- **WHAT THE TASK REQUIRES**: Print the listing that follows, character for character.

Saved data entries
** Start **

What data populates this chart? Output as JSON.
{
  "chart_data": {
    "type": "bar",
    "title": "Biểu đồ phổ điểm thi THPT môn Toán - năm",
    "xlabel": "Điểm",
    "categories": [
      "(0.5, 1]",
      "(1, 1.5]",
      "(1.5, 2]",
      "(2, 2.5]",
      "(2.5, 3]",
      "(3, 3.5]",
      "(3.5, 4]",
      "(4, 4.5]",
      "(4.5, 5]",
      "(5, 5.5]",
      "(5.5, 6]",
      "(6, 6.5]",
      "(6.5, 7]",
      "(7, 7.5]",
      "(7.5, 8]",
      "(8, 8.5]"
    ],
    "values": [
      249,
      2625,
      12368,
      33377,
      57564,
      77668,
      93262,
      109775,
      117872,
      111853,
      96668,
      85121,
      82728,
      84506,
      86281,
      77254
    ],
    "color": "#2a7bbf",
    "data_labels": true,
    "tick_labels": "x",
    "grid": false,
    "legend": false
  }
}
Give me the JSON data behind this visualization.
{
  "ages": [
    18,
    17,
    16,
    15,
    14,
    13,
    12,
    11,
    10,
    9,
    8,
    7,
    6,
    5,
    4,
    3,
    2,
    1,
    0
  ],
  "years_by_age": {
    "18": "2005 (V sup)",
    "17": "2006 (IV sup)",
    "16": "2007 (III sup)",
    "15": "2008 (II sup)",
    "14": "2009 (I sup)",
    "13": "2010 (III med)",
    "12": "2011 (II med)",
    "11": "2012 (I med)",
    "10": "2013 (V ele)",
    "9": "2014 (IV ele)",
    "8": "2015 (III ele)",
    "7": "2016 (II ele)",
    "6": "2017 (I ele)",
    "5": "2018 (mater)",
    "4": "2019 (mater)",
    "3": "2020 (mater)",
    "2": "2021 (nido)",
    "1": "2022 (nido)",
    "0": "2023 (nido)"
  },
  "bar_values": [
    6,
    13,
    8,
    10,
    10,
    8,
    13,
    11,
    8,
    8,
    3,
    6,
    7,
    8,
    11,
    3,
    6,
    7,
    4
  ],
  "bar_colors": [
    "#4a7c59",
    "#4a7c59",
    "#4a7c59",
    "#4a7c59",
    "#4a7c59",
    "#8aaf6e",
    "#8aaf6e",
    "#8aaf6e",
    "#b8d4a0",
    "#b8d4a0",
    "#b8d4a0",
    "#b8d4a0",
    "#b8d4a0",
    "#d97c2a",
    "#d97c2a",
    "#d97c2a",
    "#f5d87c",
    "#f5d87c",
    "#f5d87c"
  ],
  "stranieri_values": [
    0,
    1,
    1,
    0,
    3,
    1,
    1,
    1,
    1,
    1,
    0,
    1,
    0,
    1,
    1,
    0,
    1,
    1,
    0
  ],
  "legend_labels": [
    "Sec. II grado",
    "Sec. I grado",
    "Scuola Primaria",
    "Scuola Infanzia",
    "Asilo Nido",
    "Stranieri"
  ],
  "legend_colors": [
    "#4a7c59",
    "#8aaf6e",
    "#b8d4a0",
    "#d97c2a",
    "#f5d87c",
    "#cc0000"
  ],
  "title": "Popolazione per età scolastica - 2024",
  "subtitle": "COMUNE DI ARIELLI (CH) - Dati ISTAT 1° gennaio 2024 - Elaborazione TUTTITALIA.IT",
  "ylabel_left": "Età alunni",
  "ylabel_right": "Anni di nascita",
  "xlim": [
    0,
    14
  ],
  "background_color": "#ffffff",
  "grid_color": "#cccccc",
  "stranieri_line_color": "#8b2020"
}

** End **

- **TASK RESULT**:
What data populates this chart? Output as JSON.
{
  "chart_data": {
    "type": "bar",
    "title": "Biểu đồ phổ điểm thi THPT môn Toán - năm",
    "xlabel": "Điểm",
    "categories": [
      "(0.5, 1]",
      "(1, 1.5]",
      "(1.5, 2]",
      "(2, 2.5]",
      "(2.5, 3]",
      "(3, 3.5]",
      "(3.5, 4]",
      "(4, 4.5]",
      "(4.5, 5]",
      "(5, 5.5]",
      "(5.5, 6]",
      "(6, 6.5]",
      "(6.5, 7]",
      "(7, 7.5]",
      "(7.5, 8]",
      "(8, 8.5]"
    ],
    "values": [
      249,
      2625,
      12368,
      33377,
      57564,
      77668,
      93262,
      109775,
      117872,
      111853,
      96668,
      85121,
      82728,
      84506,
      86281,
      77254
    ],
    "color": "#2a7bbf",
    "data_labels": true,
    "tick_labels": "x",
    "grid": false,
    "legend": false
  }
}
Give me the JSON data behind this visualization.
{
  "ages": [
    18,
    17,
    16,
    15,
    14,
    13,
    12,
    11,
    10,
    9,
    8,
    7,
    6,
    5,
    4,
    3,
    2,
    1,
    0
  ],
  "years_by_age": {
    "18": "2005 (V sup)",
    "17": "2006 (IV sup)",
    "16": "2007 (III sup)",
    "15": "2008 (II sup)",
    "14": "2009 (I sup)",
    "13": "2010 (III med)",
    "12": "2011 (II med)",
    "11": "2012 (I med)",
    "10": "2013 (V ele)",
    "9": "2014 (IV ele)",
    "8": "2015 (III ele)",
    "7": "2016 (II ele)",
    "6": "2017 (I ele)",
    "5": "2018 (mater)",
    "4": "2019 (mater)",
    "3": "2020 (mater)",
    "2": "2021 (nido)",
    "1": "2022 (nido)",
    "0": "2023 (nido)"
  },
  "bar_values": [
    6,
    13,
    8,
    10,
    10,
    8,
    13,
    11,
    8,
    8,
    3,
    6,
    7,
    8,
    11,
    3,
    6,
    7,
    4
  ],
  "bar_colors": [
    "#4a7c59",
    "#4a7c59",
    "#4a7c59",
    "#4a7c59",
    "#4a7c59",
    "#8aaf6e",
    "#8aaf6e",
    "#8aaf6e",
    "#b8d4a0",
    "#b8d4a0",
    "#b8d4a0",
    "#b8d4a0",
    "#b8d4a0",
    "#d97c2a",
    "#d97c2a",
    "#d97c2a",
    "#f5d87c",
    "#f5d87c",
    "#f5d87c"
  ],
  "stranieri_values": [
    0,
    1,
    1,
    0,
    3,
    1,
    1,
    1,
    1,
    1,
    0,
    1,
    0,
    1,
    1,
    0,
    1,
    1,
    0
  ],
  "legend_labels": [
    "Sec. II grado",
    "Sec. I grado",
    "Scuola Primaria",
    "Scuola Infanzia",
    "Asilo Nido",
    "Stranieri"
  ],
  "legend_colors": [
    "#4a7c59",
    "#8aaf6e",
    "#b8d4a0",
    "#d97c2a",
    "#f5d87c",
    "#cc0000"
  ],
  "title": "Popolazione per età scolastica - 2024",
  "subtitle": "COMUNE DI ARIELLI (CH) - Dati ISTAT 1° gennaio 2024 - Elaborazione TUTTITALIA.IT",
  "ylabel_left": "Età alunni",
  "ylabel_right": "Anni di nascita",
  "xlim": [
    0,
    14
  ],
  "background_color": "#ffffff",
  "grid_color": "#cccccc",
  "stranieri_line_color": "#8b2020"
}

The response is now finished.